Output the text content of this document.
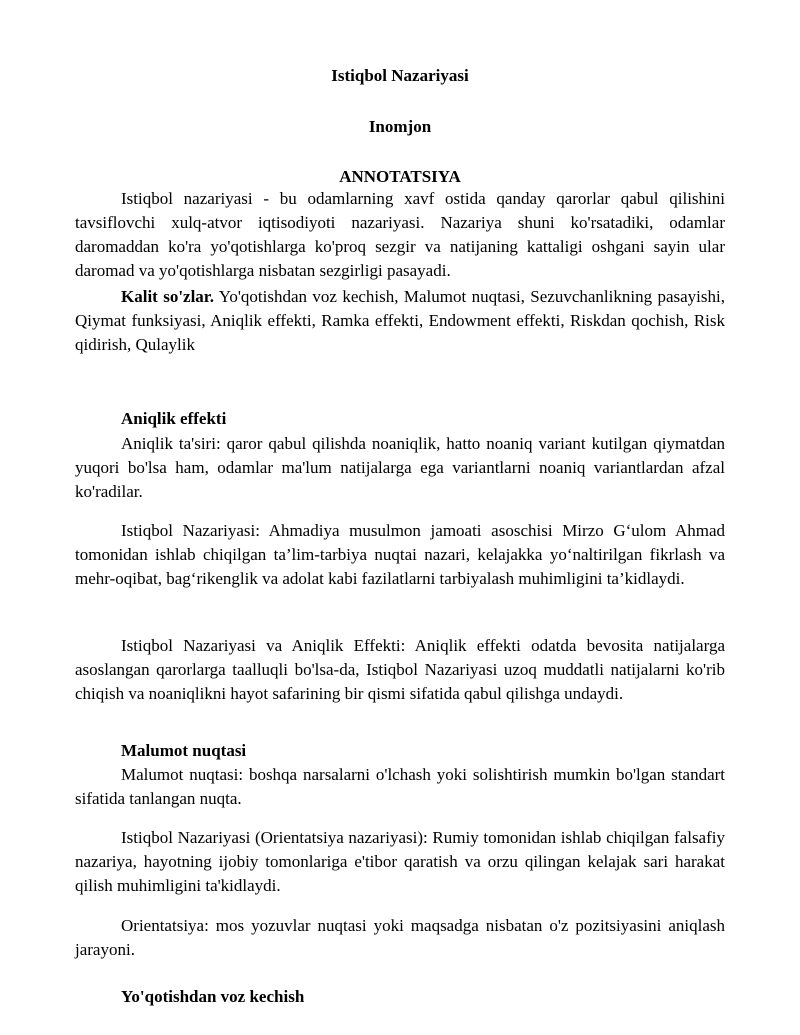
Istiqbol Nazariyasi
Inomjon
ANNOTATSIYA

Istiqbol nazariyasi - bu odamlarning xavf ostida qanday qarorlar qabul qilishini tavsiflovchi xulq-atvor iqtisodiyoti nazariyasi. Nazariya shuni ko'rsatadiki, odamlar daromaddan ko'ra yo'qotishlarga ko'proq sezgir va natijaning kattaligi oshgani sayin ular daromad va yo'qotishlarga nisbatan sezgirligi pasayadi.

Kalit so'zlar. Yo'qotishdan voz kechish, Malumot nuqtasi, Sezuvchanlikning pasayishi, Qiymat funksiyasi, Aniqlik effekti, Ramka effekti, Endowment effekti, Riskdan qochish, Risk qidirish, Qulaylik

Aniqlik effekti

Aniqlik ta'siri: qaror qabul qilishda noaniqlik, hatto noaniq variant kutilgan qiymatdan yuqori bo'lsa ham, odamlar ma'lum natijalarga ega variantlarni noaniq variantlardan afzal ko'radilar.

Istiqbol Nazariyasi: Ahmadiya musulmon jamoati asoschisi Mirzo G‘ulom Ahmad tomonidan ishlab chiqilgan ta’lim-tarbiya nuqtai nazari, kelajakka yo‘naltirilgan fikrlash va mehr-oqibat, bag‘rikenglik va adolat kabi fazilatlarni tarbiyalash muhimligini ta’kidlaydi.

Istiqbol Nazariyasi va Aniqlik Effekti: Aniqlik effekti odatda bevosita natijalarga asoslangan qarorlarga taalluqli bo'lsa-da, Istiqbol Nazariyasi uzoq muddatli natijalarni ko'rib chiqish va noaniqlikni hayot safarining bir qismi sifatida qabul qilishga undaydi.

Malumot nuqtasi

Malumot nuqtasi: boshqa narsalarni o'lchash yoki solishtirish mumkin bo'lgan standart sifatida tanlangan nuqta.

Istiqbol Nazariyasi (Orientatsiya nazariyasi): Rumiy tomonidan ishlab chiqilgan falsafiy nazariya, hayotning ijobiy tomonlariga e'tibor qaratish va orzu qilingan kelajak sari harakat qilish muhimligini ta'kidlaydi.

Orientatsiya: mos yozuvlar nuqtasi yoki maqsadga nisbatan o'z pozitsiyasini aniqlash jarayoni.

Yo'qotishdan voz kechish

* * * *

- Request: In the records above, find each line holding "Orientatsiya" and copy it.

- Answer to this task:
Istiqbol Nazariyasi (Orientatsiya nazariyasi): Rumiy tomonidan ishlab chiqilgan falsafiy nazariya, hayotning ijobiy tomonlariga e'tibor qaratish va orzu qilingan kelajak sari harakat qilish muhimligini ta'kidlaydi.
Orientatsiya: mos yozuvlar nuqtasi yoki maqsadga nisbatan o'z pozitsiyasini aniqlash jarayoni.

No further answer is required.